■ DATA ENTRIES
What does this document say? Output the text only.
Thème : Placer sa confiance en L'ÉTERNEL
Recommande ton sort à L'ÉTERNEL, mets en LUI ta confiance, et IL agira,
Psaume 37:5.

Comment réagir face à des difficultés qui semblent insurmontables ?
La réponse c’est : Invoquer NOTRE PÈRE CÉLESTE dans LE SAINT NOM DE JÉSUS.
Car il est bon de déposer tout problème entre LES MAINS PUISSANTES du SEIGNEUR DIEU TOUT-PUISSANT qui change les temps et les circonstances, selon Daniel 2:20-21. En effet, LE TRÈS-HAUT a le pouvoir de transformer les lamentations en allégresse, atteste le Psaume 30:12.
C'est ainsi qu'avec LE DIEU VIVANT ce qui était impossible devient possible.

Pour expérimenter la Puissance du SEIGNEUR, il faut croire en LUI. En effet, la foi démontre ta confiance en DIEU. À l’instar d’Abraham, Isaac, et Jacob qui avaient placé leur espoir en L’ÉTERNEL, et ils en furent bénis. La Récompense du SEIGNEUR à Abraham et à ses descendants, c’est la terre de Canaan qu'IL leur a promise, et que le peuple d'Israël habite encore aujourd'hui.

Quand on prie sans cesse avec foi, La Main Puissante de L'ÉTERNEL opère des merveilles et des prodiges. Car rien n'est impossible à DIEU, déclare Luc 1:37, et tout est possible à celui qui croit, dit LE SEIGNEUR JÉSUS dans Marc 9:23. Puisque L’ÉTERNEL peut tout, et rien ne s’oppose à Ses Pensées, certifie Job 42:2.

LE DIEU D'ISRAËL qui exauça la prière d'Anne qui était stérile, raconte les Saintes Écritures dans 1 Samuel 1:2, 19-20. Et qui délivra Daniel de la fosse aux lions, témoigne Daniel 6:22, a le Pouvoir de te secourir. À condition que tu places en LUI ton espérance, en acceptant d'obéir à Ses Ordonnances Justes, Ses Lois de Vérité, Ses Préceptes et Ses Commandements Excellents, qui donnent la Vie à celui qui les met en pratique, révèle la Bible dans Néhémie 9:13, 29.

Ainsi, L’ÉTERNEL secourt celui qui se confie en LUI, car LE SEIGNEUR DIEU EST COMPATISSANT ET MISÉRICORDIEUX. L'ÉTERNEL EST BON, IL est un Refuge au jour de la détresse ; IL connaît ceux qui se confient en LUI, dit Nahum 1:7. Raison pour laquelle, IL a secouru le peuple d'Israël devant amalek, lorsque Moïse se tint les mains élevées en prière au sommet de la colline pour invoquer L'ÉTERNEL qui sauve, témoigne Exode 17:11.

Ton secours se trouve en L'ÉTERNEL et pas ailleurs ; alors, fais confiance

■ INSTRUCTIONS TO FOLLOW
From the records above, extract every entry verbatim.

■ ANSWER FOR THIS EXERCISE
What does this document say? Output the text only.
Thème : Placer sa confiance en L'ÉTERNEL
Recommande ton sort à L'ÉTERNEL, mets en LUI ta confiance, et IL agira,
Psaume 37:5.

Comment réagir face à des difficultés qui semblent insurmontables ?
La réponse c’est : Invoquer NOTRE PÈRE CÉLESTE dans LE SAINT NOM DE JÉSUS.
Car il est bon de déposer tout problème entre LES MAINS PUISSANTES du SEIGNEUR DIEU TOUT-PUISSANT qui change les temps et les circonstances, selon Daniel 2:20-21. En effet, LE TRÈS-HAUT a le pouvoir de transformer les lamentations en allégresse, atteste le Psaume 30:12.
C'est ainsi qu'avec LE DIEU VIVANT ce qui était impossible devient possible.

Pour expérimenter la Puissance du SEIGNEUR, il faut croire en LUI. En effet, la foi démontre ta confiance en DIEU. À l’instar d’Abraham, Isaac, et Jacob qui avaient placé leur espoir en L’ÉTERNEL, et ils en furent bénis. La Récompense du SEIGNEUR à Abraham et à ses descendants, c’est la terre de Canaan qu'IL leur a promise, et que le peuple d'Israël habite encore aujourd'hui.

Quand on prie sans cesse avec foi, La Main Puissante de L'ÉTERNEL opère des merveilles et des prodiges. Car rien n'est impossible à DIEU, déclare Luc 1:37, et tout est possible à celui qui croit, dit LE SEIGNEUR JÉSUS dans Marc 9:23. Puisque L’ÉTERNEL peut tout, et rien ne s’oppose à Ses Pensées, certifie Job 42:2.

LE DIEU D'ISRAËL qui exauça la prière d'Anne qui était stérile, raconte les Saintes Écritures dans 1 Samuel 1:2, 19-20. Et qui délivra Daniel de la fosse aux lions, témoigne Daniel 6:22, a le Pouvoir de te secourir. À condition que tu places en LUI ton espérance, en acceptant d'obéir à Ses Ordonnances Justes, Ses Lois de Vérité, Ses Préceptes et Ses Commandements Excellents, qui donnent la Vie à celui qui les met en pratique, révèle la Bible dans Néhémie 9:13, 29.

Ainsi, L’ÉTERNEL secourt celui qui se confie en LUI, car LE SEIGNEUR DIEU EST COMPATISSANT ET MISÉRICORDIEUX. L'ÉTERNEL EST BON, IL est un Refuge au jour de la détresse ; IL connaît ceux qui se confient en LUI, dit Nahum 1:7. Raison pour laquelle, IL a secouru le peuple d'Israël devant amalek, lorsque Moïse se tint les mains élevées en prière au sommet de la colline pour invoquer L'ÉTERNEL qui sauve, témoigne Exode 17:11.

Ton secours se trouve en L'ÉTERNEL et pas ailleurs ; alors, fais confiance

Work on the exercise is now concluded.